## [JOB]
Output the full listing word for word.

Extracted data entries

******

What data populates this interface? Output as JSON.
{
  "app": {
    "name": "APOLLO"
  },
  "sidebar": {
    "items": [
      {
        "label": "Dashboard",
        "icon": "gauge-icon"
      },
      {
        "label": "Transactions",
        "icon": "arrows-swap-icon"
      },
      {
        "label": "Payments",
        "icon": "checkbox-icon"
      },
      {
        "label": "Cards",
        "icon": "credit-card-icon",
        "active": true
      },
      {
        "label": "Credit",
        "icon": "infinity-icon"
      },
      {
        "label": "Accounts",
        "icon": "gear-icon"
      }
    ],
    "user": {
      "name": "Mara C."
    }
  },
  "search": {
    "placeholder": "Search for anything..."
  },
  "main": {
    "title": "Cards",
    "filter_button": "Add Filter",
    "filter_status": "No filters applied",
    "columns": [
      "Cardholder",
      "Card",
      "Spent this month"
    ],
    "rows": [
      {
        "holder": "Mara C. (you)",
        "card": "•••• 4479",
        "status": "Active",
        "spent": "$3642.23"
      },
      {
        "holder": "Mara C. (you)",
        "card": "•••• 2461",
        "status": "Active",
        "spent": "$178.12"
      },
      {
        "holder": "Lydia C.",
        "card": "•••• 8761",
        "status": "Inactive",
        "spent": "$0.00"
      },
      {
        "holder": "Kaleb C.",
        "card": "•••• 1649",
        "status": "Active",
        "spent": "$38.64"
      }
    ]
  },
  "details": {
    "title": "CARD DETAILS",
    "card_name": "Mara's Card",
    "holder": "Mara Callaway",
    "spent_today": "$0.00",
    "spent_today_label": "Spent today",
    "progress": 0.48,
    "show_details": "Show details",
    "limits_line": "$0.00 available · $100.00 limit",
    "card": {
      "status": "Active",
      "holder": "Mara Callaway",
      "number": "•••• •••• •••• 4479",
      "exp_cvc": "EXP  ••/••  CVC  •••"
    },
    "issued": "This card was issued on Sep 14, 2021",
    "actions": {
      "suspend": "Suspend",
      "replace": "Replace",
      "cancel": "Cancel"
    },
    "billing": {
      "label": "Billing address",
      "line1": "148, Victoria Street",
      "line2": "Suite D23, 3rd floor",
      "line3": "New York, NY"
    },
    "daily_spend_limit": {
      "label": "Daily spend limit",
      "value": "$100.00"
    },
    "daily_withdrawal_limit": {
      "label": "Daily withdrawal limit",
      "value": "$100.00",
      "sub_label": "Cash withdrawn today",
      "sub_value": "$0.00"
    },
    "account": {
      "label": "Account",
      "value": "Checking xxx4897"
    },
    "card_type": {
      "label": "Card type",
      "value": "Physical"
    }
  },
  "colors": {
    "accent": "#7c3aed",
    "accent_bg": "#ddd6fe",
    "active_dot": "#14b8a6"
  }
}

******

## [EXERCISE SOLUTION]
What data populates this interface? Output as JSON.
{
  "app": {
    "name": "APOLLO"
  },
  "sidebar": {
    "items": [
      {
        "label": "Dashboard",
        "icon": "gauge-icon"
      },
      {
        "label": "Transactions",
        "icon": "arrows-swap-icon"
      },
      {
        "label": "Payments",
        "icon": "checkbox-icon"
      },
      {
        "label": "Cards",
        "icon": "credit-card-icon",
        "active": true
      },
      {
        "label": "Credit",
        "icon": "infinity-icon"
      },
      {
        "label": "Accounts",
        "icon": "gear-icon"
      }
    ],
    "user": {
      "name": "Mara C."
    }
  },
  "search": {
    "placeholder": "Search for anything..."
  },
  "main": {
    "title": "Cards",
    "filter_button": "Add Filter",
    "filter_status": "No filters applied",
    "columns": [
      "Cardholder",
      "Card",
      "Spent this month"
    ],
    "rows": [
      {
        "holder": "Mara C. (you)",
        "card": "•••• 4479",
        "status": "Active",
        "spent": "$3642.23"
      },
      {
        "holder": "Mara C. (you)",
        "card": "•••• 2461",
        "status": "Active",
        "spent": "$178.12"
      },
      {
        "holder": "Lydia C.",
        "card": "•••• 8761",
        "status": "Inactive",
        "spent": "$0.00"
      },
      {
        "holder": "Kaleb C.",
        "card": "•••• 1649",
        "status": "Active",
        "spent": "$38.64"
      }
    ]
  },
  "details": {
    "title": "CARD DETAILS",
    "card_name": "Mara's Card",
    "holder": "Mara Callaway",
    "spent_today": "$0.00",
    "spent_today_label": "Spent today",
    "progress": 0.48,
    "show_details": "Show details",
    "limits_line": "$0.00 available · $100.00 limit",
    "card": {
      "status": "Active",
      "holder": "Mara Callaway",
      "number": "•••• •••• •••• 4479",
      "exp_cvc": "EXP  ••/••  CVC  •••"
    },
    "issued": "This card was issued on Sep 14, 2021",
    "actions": {
      "suspend": "Suspend",
      "replace": "Replace",
      "cancel": "Cancel"
    },
    "billing": {
      "label": "Billing address",
      "line1": "148, Victoria Street",
      "line2": "Suite D23, 3rd floor",
      "line3": "New York, NY"
    },
    "daily_spend_limit": {
      "label": "Daily spend limit",
      "value": "$100.00"
    },
    "daily_withdrawal_limit": {
      "label": "Daily withdrawal limit",
      "value": "$100.00",
      "sub_label": "Cash withdrawn today",
      "sub_value": "$0.00"
    },
    "account": {
      "label": "Account",
      "value": "Checking xxx4897"
    },
    "card_type": {
      "label": "Card type",
      "value": "Physical"
    }
  },
  "colors": {
    "accent": "#7c3aed",
    "accent_bg": "#ddd6fe",
    "active_dot": "#14b8a6"
  }
}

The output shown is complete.